_Requirement_
Copy out all of the lines below word for word, without the pictures.

Saved data entries

● ● ● ● ● ● ●

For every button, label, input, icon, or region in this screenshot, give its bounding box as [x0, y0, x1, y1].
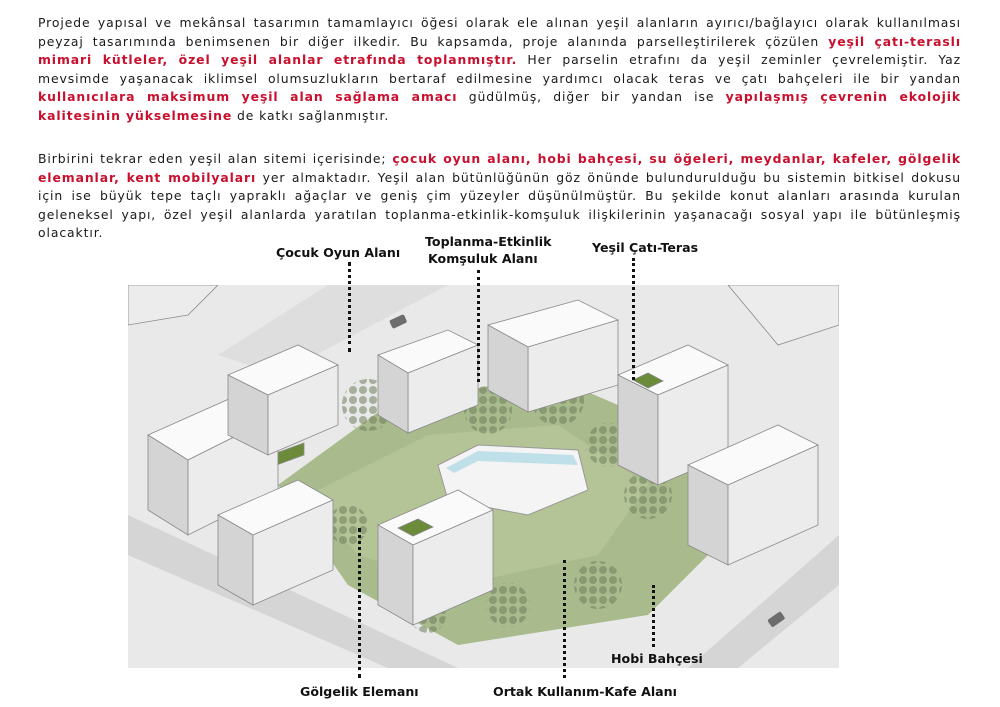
- paragraph-text: Birbirini tekrar eden yeşil alan sitemi içerisinde;: [38, 151, 393, 166]
- paragraph-text: yer almaktadır. Yeşil alan bütünlüğünün göz önünde bulundurulduğu bu sistemin bitkisel dokusu için ise büyük tepe taçlı yapraklı ağaçlar ve geniş çim yüzeyler düşünülmüştür. Bu şekilde konut alanları arasında kurulan geleneksel yapı, özel yeşil alanlarda yaratılan toplanma-etkinlik-komşuluk ilişkilerinin yaşanacağı sosyal yapı ile bütünleşmiş olacaktır.: [38, 169, 961, 241]
- paragraph-text: Her parselin etrafını da yeşil zeminler çevrelemiştir. Yaz mevsimde yaşanacak iklimsel olumsuzlukların bertaraf edilmesine yardımcı olacak teras ve çatı bahçeleri ile bir yandan: [38, 52, 962, 86]
- label-green-roof: Yeşil Çatı-Teras: [592, 240, 699, 255]
- highlighted-text: çocuk oyun alanı, hobi bahçesi, su öğeleri, meydanlar, kafeler, gölgelik elemanlar, kent mobilyaları: [38, 151, 961, 185]
- highlighted-text: yapılaşmış çevrenin ekolojik kalitesinin yükselmesine: [38, 89, 962, 123]
- leader-green-roof: [632, 258, 635, 380]
- leader-play-area: [348, 262, 351, 352]
- paragraph-text: güdülmüş, diğer bir yandan ise: [457, 89, 726, 105]
- intro-paragraph: [38, 14, 961, 126]
- label-gathering-line1: Toplanma-Etkinlik: [425, 234, 552, 249]
- label-play-area: Çocuk Oyun Alanı: [276, 245, 401, 260]
- leader-gathering: [477, 270, 480, 382]
- label-gathering-line2: Komşuluk Alanı: [428, 251, 538, 266]
- highlighted-text: yeşil çatı-teraslı mimari kütleler, özel yeşil alanlar etrafında toplanmıştır.: [38, 33, 961, 68]
- leader-cafe: [563, 560, 566, 678]
- label-shade-element: Gölgelik Elemanı: [300, 684, 419, 699]
- site-plan-image: [128, 285, 839, 668]
- highlighted-text: kullanıcılara maksimum yeşil alan sağlama amacı: [38, 89, 458, 105]
- paragraph-text: de katkı sağlanmıştır.: [232, 107, 390, 123]
- green-system-paragraph: [38, 150, 961, 243]
- label-cafe-area: Ortak Kullanım-Kafe Alanı: [493, 684, 677, 699]
- paragraph-text: Projede yapısal ve mekânsal tasarımın tamamlayıcı öğesi olarak ele alınan yeşil alanların ayırıcı/bağlayıcı olarak kullanılması peyzaj tasarımında benimsenen bir diğer ilkedir. Bu kapsamda, proje alanında parselleştirilerek çözülen: [38, 15, 961, 49]
- leader-shade: [358, 528, 361, 678]
- leader-hobby: [652, 585, 655, 647]
- label-hobby-garden: Hobi Bahçesi: [611, 651, 703, 666]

● ● ● ● ● ● ●

_Reply to the exercise_
For every button, label, input, icon, or region in this screenshot, give its bounding box as [x0, y0, x1, y1].
- paragraph-text: Birbirini tekrar eden yeşil alan sitemi içerisinde;: [38, 151, 393, 166]
- paragraph-text: yer almaktadır. Yeşil alan bütünlüğünün göz önünde bulundurulduğu bu sistemin bitkisel dokusu için ise büyük tepe taçlı yapraklı ağaçlar ve geniş çim yüzeyler düşünülmüştür. Bu şekilde konut alanları arasında kurulan geleneksel yapı, özel yeşil alanlarda yaratılan toplanma-etkinlik-komşuluk ilişkilerinin yaşanacağı sosyal yapı ile bütünleşmiş olacaktır.: [38, 169, 961, 241]
- paragraph-text: Her parselin etrafını da yeşil zeminler çevrelemiştir. Yaz mevsimde yaşanacak iklimsel olumsuzlukların bertaraf edilmesine yardımcı olacak teras ve çatı bahçeleri ile bir yandan: [38, 52, 962, 86]
- label-green-roof: Yeşil Çatı-Teras: [592, 240, 699, 255]
- highlighted-text: çocuk oyun alanı, hobi bahçesi, su öğeleri, meydanlar, kafeler, gölgelik elemanlar, kent mobilyaları: [38, 151, 961, 185]
- highlighted-text: yapılaşmış çevrenin ekolojik kalitesinin yükselmesine: [38, 89, 962, 123]
- leader-green-roof: [632, 258, 635, 380]
- leader-play-area: [348, 262, 351, 352]
- paragraph-text: güdülmüş, diğer bir yandan ise: [457, 89, 726, 105]
- intro-paragraph: [38, 14, 961, 126]
- label-gathering-line1: Toplanma-Etkinlik: [425, 234, 552, 249]
- label-play-area: Çocuk Oyun Alanı: [276, 245, 401, 260]
- leader-gathering: [477, 270, 480, 382]
- label-gathering-line2: Komşuluk Alanı: [428, 251, 538, 266]
- highlighted-text: yeşil çatı-teraslı mimari kütleler, özel yeşil alanlar etrafında toplanmıştır.: [38, 33, 961, 68]
- leader-cafe: [563, 560, 566, 678]
- label-shade-element: Gölgelik Elemanı: [300, 684, 419, 699]
- site-plan-image: [128, 285, 839, 668]
- highlighted-text: kullanıcılara maksimum yeşil alan sağlama amacı: [38, 89, 458, 105]
- paragraph-text: de katkı sağlanmıştır.: [232, 107, 390, 123]
- green-system-paragraph: [38, 150, 961, 243]
- label-cafe-area: Ortak Kullanım-Kafe Alanı: [493, 684, 677, 699]
- paragraph-text: Projede yapısal ve mekânsal tasarımın tamamlayıcı öğesi olarak ele alınan yeşil alanların ayırıcı/bağlayıcı olarak kullanılması peyzaj tasarımında benimsenen bir diğer ilkedir. Bu kapsamda, proje alanında parselleştirilerek çözülen: [38, 15, 961, 49]
- leader-shade: [358, 528, 361, 678]
- leader-hobby: [652, 585, 655, 647]
- label-hobby-garden: Hobi Bahçesi: [611, 651, 703, 666]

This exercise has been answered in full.